Records about charts and figures
********************

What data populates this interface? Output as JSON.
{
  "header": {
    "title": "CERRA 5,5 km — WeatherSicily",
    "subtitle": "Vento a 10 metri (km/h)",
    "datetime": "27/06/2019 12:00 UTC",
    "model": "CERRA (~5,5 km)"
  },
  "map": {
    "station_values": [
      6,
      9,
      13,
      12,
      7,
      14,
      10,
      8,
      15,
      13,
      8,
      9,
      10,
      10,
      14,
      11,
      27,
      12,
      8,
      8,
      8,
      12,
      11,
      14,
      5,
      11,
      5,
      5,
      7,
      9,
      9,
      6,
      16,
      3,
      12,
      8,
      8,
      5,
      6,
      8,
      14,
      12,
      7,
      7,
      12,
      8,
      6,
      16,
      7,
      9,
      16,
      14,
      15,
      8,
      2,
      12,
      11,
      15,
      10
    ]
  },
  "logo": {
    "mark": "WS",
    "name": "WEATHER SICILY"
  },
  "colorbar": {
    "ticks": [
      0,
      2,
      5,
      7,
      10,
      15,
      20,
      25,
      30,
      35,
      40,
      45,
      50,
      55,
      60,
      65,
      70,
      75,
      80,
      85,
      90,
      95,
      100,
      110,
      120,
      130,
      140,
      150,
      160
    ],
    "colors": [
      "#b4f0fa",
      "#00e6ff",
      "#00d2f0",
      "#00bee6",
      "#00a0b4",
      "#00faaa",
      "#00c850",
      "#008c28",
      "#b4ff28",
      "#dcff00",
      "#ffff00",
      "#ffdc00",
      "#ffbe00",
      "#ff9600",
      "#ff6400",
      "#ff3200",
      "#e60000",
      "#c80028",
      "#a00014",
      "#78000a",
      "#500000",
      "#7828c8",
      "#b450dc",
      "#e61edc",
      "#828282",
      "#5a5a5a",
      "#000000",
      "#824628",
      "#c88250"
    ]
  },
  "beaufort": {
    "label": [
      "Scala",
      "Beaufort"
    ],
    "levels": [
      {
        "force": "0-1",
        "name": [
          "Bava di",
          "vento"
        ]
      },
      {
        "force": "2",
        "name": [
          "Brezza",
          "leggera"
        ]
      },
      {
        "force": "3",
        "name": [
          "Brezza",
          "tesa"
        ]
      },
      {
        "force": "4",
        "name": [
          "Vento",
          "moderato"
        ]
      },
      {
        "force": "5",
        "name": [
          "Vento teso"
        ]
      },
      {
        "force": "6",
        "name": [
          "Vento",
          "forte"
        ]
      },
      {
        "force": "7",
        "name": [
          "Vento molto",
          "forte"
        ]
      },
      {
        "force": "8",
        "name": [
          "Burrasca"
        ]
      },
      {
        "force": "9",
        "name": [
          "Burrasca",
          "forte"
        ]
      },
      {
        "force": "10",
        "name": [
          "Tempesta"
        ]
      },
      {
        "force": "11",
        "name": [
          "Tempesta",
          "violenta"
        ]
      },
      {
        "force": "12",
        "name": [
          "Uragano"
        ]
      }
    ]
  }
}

********************

STATED PROBLEM
Going through the records above, state how many lines carry "CERRA", with no other text.

ANSWER TO THE TASK
2